---------- Data for the task
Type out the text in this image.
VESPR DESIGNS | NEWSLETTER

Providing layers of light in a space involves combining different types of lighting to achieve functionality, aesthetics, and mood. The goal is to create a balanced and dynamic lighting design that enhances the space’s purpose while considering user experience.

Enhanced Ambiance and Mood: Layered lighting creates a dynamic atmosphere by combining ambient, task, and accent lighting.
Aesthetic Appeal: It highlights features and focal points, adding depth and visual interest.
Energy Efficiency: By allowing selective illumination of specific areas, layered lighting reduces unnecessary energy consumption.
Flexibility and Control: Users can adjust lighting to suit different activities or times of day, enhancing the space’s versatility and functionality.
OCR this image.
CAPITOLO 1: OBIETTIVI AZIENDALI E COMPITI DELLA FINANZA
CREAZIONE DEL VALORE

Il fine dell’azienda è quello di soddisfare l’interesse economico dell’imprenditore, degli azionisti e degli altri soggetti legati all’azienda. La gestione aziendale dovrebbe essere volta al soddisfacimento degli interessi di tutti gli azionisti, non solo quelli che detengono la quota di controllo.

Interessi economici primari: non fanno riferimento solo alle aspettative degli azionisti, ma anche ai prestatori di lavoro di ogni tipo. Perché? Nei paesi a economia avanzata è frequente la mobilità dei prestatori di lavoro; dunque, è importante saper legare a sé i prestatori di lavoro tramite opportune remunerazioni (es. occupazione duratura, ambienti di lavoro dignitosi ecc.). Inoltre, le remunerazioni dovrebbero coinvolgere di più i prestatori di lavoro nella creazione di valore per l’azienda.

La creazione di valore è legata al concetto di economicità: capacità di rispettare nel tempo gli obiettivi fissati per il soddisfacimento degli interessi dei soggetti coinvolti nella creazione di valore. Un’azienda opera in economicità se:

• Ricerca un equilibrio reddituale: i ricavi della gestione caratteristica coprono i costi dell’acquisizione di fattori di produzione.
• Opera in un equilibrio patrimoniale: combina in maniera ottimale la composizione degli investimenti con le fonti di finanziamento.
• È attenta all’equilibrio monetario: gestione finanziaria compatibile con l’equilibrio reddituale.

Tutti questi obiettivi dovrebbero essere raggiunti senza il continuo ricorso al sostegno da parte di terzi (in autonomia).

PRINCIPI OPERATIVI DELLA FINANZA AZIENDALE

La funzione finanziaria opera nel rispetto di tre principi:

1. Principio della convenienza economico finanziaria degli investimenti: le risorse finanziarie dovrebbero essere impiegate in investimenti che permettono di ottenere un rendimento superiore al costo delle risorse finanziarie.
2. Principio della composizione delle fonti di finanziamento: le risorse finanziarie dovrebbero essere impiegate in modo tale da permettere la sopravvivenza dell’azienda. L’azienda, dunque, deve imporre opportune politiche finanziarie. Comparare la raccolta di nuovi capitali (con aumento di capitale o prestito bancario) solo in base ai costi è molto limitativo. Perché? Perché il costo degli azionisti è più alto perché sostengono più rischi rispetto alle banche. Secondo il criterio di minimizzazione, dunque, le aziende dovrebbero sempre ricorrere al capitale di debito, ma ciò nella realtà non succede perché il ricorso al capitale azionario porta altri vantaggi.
--------------------
▶ [Problem] From the data above, count the lines where "equilibrio" occurs and give that figure and nothing else.

▶ [Solution for this exercise] 3